• **Records to use**:
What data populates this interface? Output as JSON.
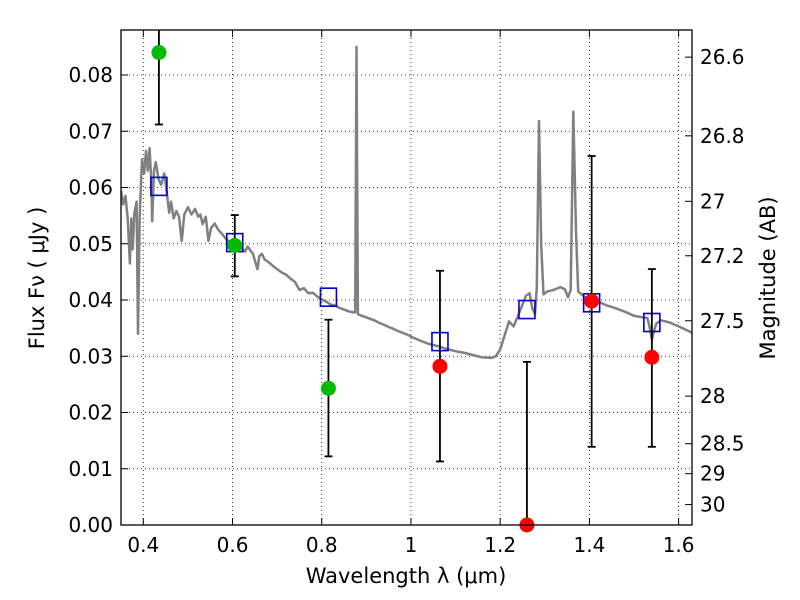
{
  "chart_data": {
    "type": "scatter",
    "title": "",
    "xlabel": "Wavelength  λ (μm)",
    "ylabel": "Flux  Fν  ( μJy )",
    "ylabel_right": "Magnitude (AB)",
    "xlim": [
      0.35,
      1.63
    ],
    "ylim": [
      0.0,
      0.088
    ],
    "grid": true,
    "x_ticks": [
      0.4,
      0.6,
      0.8,
      1.0,
      1.2,
      1.4,
      1.6
    ],
    "x_tick_labels": [
      "0.4",
      "0.6",
      "0.8",
      "1",
      "1.2",
      "1.4",
      "1.6"
    ],
    "y_ticks": [
      0.0,
      0.01,
      0.02,
      0.03,
      0.04,
      0.05,
      0.06,
      0.07,
      0.08
    ],
    "y_tick_labels": [
      "0.00",
      "0.01",
      "0.02",
      "0.03",
      "0.04",
      "0.05",
      "0.06",
      "0.07",
      "0.08"
    ],
    "mag_ticks": [
      26.6,
      26.8,
      27.0,
      27.2,
      27.5,
      28.0,
      28.5,
      29.0,
      30.0
    ],
    "mag_tick_labels": [
      "26.6",
      "26.8",
      "27",
      "27.2",
      "27.5",
      "28",
      "28.5",
      "29",
      "30"
    ],
    "model_sed": {
      "name": "model spectrum",
      "color": "#808080",
      "points": [
        [
          0.35,
          0.0595
        ],
        [
          0.355,
          0.057
        ],
        [
          0.36,
          0.0585
        ],
        [
          0.365,
          0.0545
        ],
        [
          0.37,
          0.0465
        ],
        [
          0.373,
          0.0545
        ],
        [
          0.376,
          0.049
        ],
        [
          0.38,
          0.0555
        ],
        [
          0.385,
          0.0575
        ],
        [
          0.388,
          0.034
        ],
        [
          0.392,
          0.055
        ],
        [
          0.397,
          0.065
        ],
        [
          0.402,
          0.0625
        ],
        [
          0.406,
          0.0665
        ],
        [
          0.41,
          0.063
        ],
        [
          0.414,
          0.067
        ],
        [
          0.418,
          0.061
        ],
        [
          0.42,
          0.054
        ],
        [
          0.424,
          0.063
        ],
        [
          0.428,
          0.0645
        ],
        [
          0.434,
          0.0615
        ],
        [
          0.44,
          0.0605
        ],
        [
          0.447,
          0.0625
        ],
        [
          0.452,
          0.0595
        ],
        [
          0.458,
          0.0555
        ],
        [
          0.462,
          0.0575
        ],
        [
          0.468,
          0.0545
        ],
        [
          0.474,
          0.0558
        ],
        [
          0.48,
          0.0548
        ],
        [
          0.486,
          0.0505
        ],
        [
          0.492,
          0.0552
        ],
        [
          0.5,
          0.0565
        ],
        [
          0.508,
          0.0552
        ],
        [
          0.516,
          0.0562
        ],
        [
          0.523,
          0.0548
        ],
        [
          0.528,
          0.0552
        ],
        [
          0.533,
          0.0535
        ],
        [
          0.54,
          0.0548
        ],
        [
          0.546,
          0.0505
        ],
        [
          0.552,
          0.0528
        ],
        [
          0.56,
          0.0536
        ],
        [
          0.568,
          0.0525
        ],
        [
          0.576,
          0.0518
        ],
        [
          0.586,
          0.0508
        ],
        [
          0.594,
          0.0503
        ],
        [
          0.6,
          0.0502
        ],
        [
          0.608,
          0.0506
        ],
        [
          0.615,
          0.0495
        ],
        [
          0.62,
          0.0492
        ],
        [
          0.628,
          0.0486
        ],
        [
          0.634,
          0.0495
        ],
        [
          0.64,
          0.0488
        ],
        [
          0.646,
          0.0482
        ],
        [
          0.652,
          0.0465
        ],
        [
          0.656,
          0.0455
        ],
        [
          0.66,
          0.0478
        ],
        [
          0.666,
          0.0482
        ],
        [
          0.672,
          0.0472
        ],
        [
          0.68,
          0.0468
        ],
        [
          0.69,
          0.0461
        ],
        [
          0.7,
          0.0455
        ],
        [
          0.71,
          0.0449
        ],
        [
          0.72,
          0.0445
        ],
        [
          0.73,
          0.0438
        ],
        [
          0.74,
          0.0432
        ],
        [
          0.75,
          0.0418
        ],
        [
          0.76,
          0.0421
        ],
        [
          0.77,
          0.0412
        ],
        [
          0.78,
          0.0413
        ],
        [
          0.79,
          0.0406
        ],
        [
          0.8,
          0.0401
        ],
        [
          0.81,
          0.0397
        ],
        [
          0.82,
          0.0392
        ],
        [
          0.83,
          0.039
        ],
        [
          0.84,
          0.0386
        ],
        [
          0.85,
          0.0383
        ],
        [
          0.86,
          0.038
        ],
        [
          0.87,
          0.0378
        ],
        [
          0.875,
          0.0378
        ],
        [
          0.878,
          0.085
        ],
        [
          0.881,
          0.0375
        ],
        [
          0.89,
          0.0372
        ],
        [
          0.9,
          0.0369
        ],
        [
          0.91,
          0.0366
        ],
        [
          0.92,
          0.0363
        ],
        [
          0.93,
          0.0359
        ],
        [
          0.94,
          0.0356
        ],
        [
          0.95,
          0.0352
        ],
        [
          0.96,
          0.0349
        ],
        [
          0.97,
          0.0345
        ],
        [
          0.98,
          0.0342
        ],
        [
          0.99,
          0.0339
        ],
        [
          1.0,
          0.0335
        ],
        [
          1.02,
          0.0328
        ],
        [
          1.04,
          0.0322
        ],
        [
          1.06,
          0.0318
        ],
        [
          1.08,
          0.0313
        ],
        [
          1.1,
          0.0309
        ],
        [
          1.12,
          0.0306
        ],
        [
          1.14,
          0.0302
        ],
        [
          1.16,
          0.0298
        ],
        [
          1.18,
          0.0297
        ],
        [
          1.19,
          0.03
        ],
        [
          1.2,
          0.0312
        ],
        [
          1.21,
          0.0337
        ],
        [
          1.22,
          0.0362
        ],
        [
          1.23,
          0.0353
        ],
        [
          1.24,
          0.0372
        ],
        [
          1.25,
          0.0392
        ],
        [
          1.258,
          0.0408
        ],
        [
          1.266,
          0.0412
        ],
        [
          1.272,
          0.0385
        ],
        [
          1.278,
          0.0375
        ],
        [
          1.282,
          0.0422
        ],
        [
          1.287,
          0.0718
        ],
        [
          1.292,
          0.0498
        ],
        [
          1.297,
          0.041
        ],
        [
          1.305,
          0.0415
        ],
        [
          1.32,
          0.0418
        ],
        [
          1.335,
          0.0423
        ],
        [
          1.345,
          0.0419
        ],
        [
          1.352,
          0.0405
        ],
        [
          1.358,
          0.0418
        ],
        [
          1.364,
          0.0735
        ],
        [
          1.37,
          0.0522
        ],
        [
          1.375,
          0.0415
        ],
        [
          1.39,
          0.0405
        ],
        [
          1.4,
          0.0402
        ],
        [
          1.42,
          0.0397
        ],
        [
          1.44,
          0.039
        ],
        [
          1.46,
          0.0385
        ],
        [
          1.48,
          0.0379
        ],
        [
          1.5,
          0.0372
        ],
        [
          1.52,
          0.0369
        ],
        [
          1.53,
          0.0368
        ],
        [
          1.535,
          0.0352
        ],
        [
          1.54,
          0.033
        ],
        [
          1.545,
          0.0345
        ],
        [
          1.55,
          0.0358
        ],
        [
          1.56,
          0.0364
        ],
        [
          1.58,
          0.036
        ],
        [
          1.6,
          0.0353
        ],
        [
          1.63,
          0.0342
        ]
      ]
    },
    "model_bandpass": {
      "name": "model band flux",
      "color": "#0000cc",
      "x": [
        0.435,
        0.605,
        0.815,
        1.065,
        1.26,
        1.405,
        1.54
      ],
      "y": [
        0.0602,
        0.0502,
        0.0405,
        0.0326,
        0.0383,
        0.0395,
        0.036
      ]
    },
    "observed_optical": {
      "name": "observed (optical)",
      "color": "#00bb00",
      "x": [
        0.435,
        0.605,
        0.815
      ],
      "y": [
        0.084,
        0.0497,
        0.0243
      ],
      "yerr_low": [
        0.0712,
        0.0442,
        0.0122
      ],
      "yerr_high": [
        0.092,
        0.0551,
        0.0365
      ]
    },
    "observed_nir": {
      "name": "observed (near-IR)",
      "color": "#ff0000",
      "x": [
        1.065,
        1.26,
        1.405,
        1.54
      ],
      "y": [
        0.0282,
        0.0,
        0.0398,
        0.0298
      ],
      "yerr_low": [
        0.0113,
        0.0,
        0.0139,
        0.0139
      ],
      "yerr_high": [
        0.0452,
        0.029,
        0.0656,
        0.0455
      ]
    }
  }
}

• **Your objective**: Show the lines from the data above that contain the string "name".

• **Response to this exercise**:
      "name": "model spectrum",
      "name": "model band flux",
      "name": "observed (optical)",
      "name": "observed (near-IR)",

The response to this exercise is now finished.